**TASK STATEMENT**: Where a line holds the word "marker", copy that line.

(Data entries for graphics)
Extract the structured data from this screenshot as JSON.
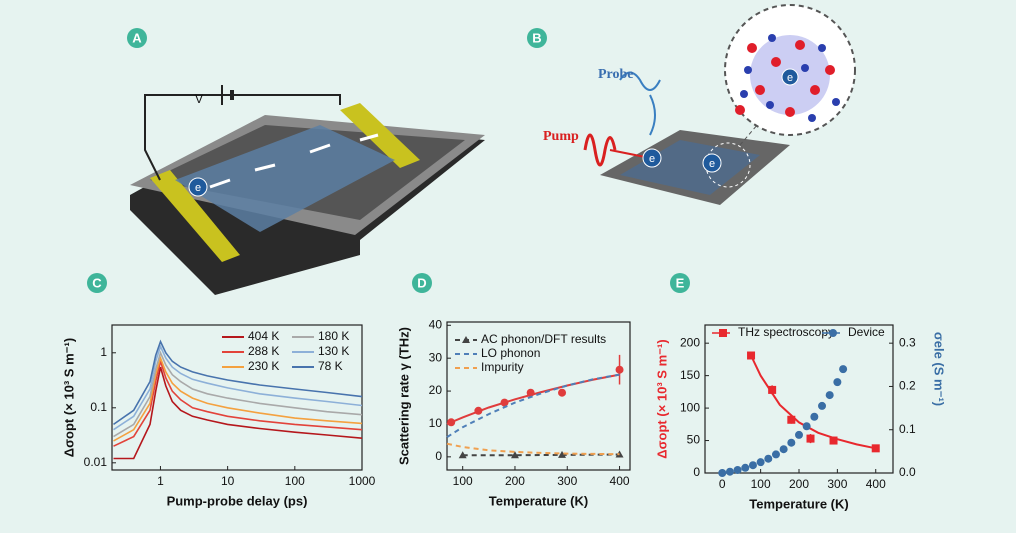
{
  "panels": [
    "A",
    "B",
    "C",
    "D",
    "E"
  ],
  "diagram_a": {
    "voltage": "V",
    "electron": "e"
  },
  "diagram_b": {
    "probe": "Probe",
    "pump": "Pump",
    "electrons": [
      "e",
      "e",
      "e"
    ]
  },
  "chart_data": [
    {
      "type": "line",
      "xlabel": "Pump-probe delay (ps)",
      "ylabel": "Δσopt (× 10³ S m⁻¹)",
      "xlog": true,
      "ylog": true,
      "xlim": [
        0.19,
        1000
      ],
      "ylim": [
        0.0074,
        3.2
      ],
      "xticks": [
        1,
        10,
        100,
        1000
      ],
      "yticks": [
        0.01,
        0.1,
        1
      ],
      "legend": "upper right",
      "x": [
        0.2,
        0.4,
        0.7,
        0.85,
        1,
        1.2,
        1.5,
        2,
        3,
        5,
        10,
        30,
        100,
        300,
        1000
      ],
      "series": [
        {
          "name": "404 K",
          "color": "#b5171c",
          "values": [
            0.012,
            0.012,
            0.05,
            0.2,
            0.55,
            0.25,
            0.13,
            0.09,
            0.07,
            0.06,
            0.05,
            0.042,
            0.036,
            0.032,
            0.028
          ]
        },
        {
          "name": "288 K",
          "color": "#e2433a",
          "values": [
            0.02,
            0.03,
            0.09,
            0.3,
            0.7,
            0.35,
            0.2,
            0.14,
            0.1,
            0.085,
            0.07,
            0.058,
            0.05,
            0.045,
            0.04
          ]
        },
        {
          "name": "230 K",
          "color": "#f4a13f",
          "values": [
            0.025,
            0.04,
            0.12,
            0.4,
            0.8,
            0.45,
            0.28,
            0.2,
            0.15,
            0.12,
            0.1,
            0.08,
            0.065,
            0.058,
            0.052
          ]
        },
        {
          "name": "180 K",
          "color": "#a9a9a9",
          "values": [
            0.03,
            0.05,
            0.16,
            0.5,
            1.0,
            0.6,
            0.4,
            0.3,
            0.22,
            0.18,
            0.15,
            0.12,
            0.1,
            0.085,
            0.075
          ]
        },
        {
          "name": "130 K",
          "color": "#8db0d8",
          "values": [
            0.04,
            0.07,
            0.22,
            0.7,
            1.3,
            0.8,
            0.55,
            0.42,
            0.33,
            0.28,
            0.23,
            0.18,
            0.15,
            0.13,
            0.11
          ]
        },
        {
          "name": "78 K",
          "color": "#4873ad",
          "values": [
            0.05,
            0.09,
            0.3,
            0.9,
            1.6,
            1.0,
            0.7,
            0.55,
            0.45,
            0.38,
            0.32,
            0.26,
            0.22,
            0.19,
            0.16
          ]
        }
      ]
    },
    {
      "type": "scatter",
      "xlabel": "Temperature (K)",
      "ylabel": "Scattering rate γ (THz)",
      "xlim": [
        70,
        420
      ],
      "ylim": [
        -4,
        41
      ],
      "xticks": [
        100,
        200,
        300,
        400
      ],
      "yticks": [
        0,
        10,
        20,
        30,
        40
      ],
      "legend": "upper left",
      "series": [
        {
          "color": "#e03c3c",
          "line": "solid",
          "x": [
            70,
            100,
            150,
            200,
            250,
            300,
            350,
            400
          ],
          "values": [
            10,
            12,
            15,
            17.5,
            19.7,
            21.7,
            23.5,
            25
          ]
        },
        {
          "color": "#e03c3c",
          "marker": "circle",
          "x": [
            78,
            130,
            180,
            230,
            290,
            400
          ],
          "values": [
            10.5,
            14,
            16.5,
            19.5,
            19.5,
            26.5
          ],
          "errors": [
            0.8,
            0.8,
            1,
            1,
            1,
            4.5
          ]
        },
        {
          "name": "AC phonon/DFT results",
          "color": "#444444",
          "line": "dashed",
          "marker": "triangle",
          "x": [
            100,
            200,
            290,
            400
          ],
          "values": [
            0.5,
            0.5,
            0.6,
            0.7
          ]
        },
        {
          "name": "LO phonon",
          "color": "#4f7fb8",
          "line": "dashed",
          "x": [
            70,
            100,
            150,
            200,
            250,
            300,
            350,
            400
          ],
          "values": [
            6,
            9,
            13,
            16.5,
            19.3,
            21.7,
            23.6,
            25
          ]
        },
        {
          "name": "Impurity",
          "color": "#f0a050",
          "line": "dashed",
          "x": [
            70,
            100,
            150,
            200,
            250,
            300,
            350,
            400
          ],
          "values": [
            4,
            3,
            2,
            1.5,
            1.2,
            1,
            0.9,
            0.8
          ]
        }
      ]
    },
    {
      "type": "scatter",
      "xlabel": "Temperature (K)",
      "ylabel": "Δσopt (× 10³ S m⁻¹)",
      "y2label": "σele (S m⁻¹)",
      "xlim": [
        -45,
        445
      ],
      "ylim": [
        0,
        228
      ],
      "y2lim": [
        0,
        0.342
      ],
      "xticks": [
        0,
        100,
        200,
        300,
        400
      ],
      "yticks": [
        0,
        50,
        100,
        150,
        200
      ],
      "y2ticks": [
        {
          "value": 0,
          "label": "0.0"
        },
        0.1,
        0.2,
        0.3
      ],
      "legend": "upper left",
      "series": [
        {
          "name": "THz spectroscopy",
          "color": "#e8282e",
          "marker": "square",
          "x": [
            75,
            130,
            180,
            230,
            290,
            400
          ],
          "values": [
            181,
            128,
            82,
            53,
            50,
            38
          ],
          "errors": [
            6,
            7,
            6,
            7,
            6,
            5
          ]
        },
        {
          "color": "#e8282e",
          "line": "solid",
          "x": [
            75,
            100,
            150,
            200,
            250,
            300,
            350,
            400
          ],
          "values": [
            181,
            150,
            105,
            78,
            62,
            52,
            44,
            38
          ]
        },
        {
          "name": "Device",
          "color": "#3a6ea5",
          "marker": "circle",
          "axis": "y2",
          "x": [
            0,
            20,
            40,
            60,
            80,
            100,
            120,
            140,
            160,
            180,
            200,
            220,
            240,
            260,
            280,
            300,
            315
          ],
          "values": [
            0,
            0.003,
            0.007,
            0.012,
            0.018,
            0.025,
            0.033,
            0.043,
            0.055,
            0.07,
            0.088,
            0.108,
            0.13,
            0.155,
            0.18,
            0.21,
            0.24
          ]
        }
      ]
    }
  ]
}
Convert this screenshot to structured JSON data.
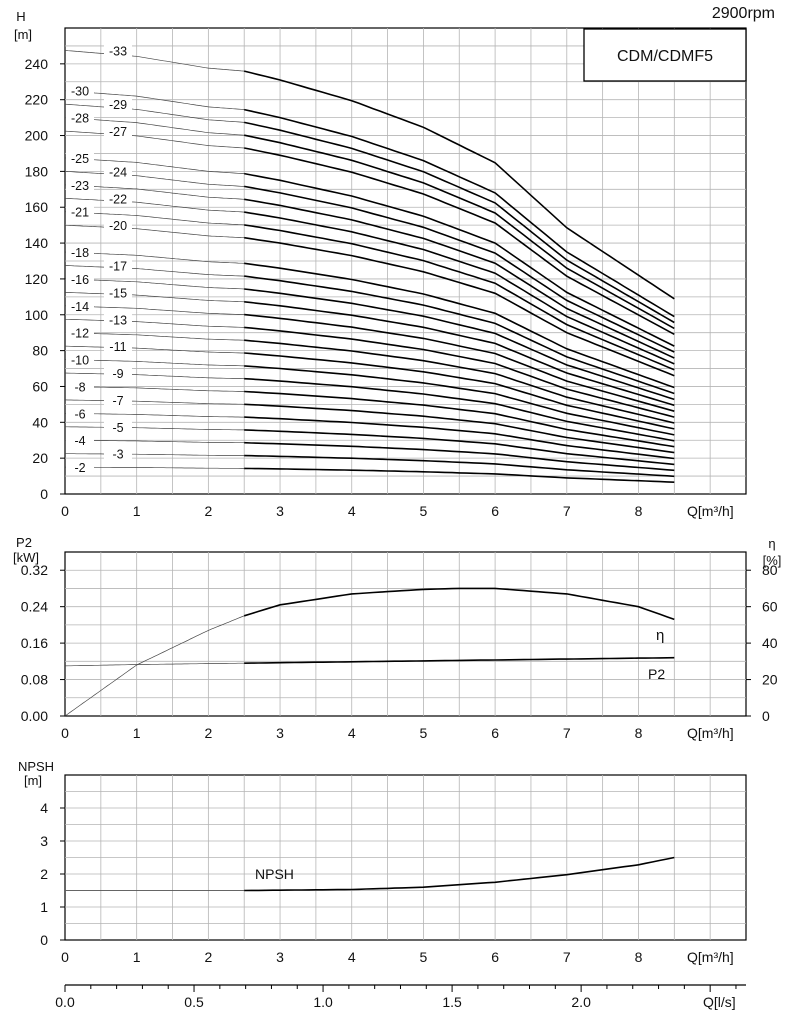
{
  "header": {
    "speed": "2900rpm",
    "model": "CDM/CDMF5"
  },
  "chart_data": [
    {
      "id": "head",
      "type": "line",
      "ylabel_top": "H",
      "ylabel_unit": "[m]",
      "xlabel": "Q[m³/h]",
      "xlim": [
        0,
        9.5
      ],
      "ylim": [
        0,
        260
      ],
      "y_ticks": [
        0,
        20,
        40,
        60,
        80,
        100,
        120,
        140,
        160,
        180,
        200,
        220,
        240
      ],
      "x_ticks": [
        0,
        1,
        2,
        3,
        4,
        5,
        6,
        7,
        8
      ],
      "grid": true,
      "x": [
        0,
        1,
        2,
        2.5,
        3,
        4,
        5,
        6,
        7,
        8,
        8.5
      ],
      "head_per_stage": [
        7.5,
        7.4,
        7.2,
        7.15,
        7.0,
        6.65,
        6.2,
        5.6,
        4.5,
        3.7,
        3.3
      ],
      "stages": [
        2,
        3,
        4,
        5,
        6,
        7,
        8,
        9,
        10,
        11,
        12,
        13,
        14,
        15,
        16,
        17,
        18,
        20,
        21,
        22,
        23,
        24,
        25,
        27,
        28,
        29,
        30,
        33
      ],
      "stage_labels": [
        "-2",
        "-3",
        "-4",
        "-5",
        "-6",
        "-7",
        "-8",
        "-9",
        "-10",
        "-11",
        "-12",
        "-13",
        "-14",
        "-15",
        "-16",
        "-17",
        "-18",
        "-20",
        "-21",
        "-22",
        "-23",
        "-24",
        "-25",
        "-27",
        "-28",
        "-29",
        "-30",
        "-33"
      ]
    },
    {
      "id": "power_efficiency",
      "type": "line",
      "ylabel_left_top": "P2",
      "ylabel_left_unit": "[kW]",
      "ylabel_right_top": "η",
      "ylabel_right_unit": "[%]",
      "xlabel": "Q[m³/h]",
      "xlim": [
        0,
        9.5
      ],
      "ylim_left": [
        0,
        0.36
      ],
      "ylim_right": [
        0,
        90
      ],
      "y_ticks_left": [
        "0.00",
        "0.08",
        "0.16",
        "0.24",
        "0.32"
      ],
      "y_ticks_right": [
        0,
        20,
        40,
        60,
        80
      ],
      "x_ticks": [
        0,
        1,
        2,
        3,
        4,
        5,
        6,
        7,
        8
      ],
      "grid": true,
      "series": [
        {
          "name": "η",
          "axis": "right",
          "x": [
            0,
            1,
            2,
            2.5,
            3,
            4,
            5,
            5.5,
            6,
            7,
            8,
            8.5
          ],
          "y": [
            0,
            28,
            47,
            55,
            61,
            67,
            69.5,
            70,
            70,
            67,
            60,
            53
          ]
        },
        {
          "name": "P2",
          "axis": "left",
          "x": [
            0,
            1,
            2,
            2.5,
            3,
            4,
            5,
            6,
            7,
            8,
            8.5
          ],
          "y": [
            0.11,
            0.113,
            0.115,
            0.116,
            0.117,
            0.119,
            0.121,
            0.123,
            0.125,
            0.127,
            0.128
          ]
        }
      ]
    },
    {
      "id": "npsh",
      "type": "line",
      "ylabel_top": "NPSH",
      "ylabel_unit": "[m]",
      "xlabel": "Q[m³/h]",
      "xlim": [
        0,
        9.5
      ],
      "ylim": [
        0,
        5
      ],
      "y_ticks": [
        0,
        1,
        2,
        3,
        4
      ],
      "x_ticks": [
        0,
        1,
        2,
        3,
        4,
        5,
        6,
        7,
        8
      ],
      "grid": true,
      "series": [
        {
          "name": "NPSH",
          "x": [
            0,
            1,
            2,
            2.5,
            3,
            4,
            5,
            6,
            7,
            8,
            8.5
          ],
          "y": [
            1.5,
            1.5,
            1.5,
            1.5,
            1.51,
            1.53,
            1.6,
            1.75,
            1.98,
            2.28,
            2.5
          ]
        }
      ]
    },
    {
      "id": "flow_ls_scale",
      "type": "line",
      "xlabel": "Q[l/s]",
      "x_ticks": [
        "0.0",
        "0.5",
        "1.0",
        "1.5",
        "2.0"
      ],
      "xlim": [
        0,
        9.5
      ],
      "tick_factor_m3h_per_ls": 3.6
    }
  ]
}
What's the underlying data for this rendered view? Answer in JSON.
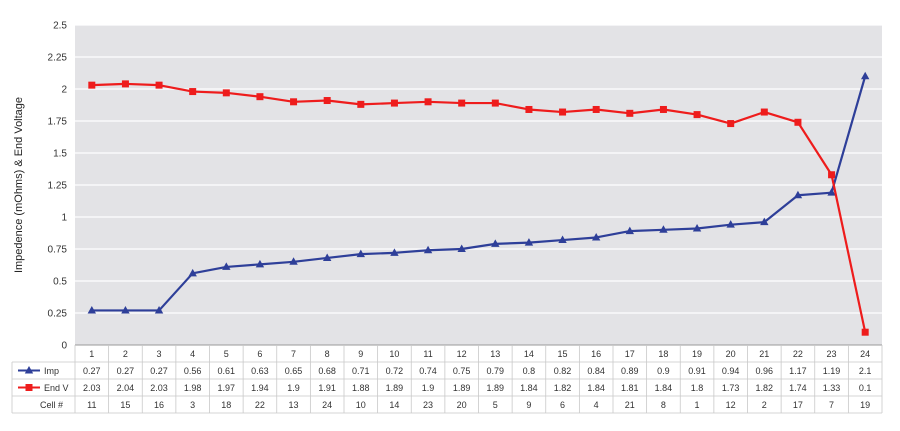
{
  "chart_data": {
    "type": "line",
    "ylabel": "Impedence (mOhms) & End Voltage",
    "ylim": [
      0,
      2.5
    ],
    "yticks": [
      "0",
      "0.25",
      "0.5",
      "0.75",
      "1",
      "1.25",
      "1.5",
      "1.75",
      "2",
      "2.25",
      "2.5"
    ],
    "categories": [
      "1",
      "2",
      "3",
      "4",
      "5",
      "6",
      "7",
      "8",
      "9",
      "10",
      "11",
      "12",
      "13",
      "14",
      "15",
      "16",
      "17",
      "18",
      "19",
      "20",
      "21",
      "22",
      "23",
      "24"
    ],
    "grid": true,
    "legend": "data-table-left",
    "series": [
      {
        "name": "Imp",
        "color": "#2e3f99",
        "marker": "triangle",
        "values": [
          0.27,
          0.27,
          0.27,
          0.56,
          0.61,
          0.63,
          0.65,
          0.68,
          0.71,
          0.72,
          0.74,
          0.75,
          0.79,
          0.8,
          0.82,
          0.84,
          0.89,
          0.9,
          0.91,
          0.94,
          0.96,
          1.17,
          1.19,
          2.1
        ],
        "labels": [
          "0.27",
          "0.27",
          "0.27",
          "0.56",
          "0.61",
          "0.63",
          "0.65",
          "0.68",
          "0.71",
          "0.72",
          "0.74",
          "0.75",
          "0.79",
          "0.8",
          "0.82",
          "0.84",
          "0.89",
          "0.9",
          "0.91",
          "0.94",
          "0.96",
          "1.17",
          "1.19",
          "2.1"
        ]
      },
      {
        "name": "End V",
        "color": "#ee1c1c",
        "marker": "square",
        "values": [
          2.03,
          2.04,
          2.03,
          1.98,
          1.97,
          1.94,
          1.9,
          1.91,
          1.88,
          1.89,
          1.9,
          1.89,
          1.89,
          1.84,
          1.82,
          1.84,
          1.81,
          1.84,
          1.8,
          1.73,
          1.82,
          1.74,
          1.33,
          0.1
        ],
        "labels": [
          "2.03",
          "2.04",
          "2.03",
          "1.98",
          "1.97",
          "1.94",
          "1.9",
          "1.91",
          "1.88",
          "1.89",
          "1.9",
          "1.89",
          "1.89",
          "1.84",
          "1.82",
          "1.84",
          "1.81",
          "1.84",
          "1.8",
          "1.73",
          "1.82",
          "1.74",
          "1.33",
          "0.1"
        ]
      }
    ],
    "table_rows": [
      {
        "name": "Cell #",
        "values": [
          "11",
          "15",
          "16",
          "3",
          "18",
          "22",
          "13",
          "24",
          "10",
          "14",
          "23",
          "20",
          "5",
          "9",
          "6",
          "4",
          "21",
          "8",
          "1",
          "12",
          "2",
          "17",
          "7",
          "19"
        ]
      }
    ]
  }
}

**EXERCISE OUTPUT**:
          "marker": "circle",
          "marker": "triangle",
          "marker": "square",
          "marker": "circle",
        "marker": "triangle",
        "marker": "square",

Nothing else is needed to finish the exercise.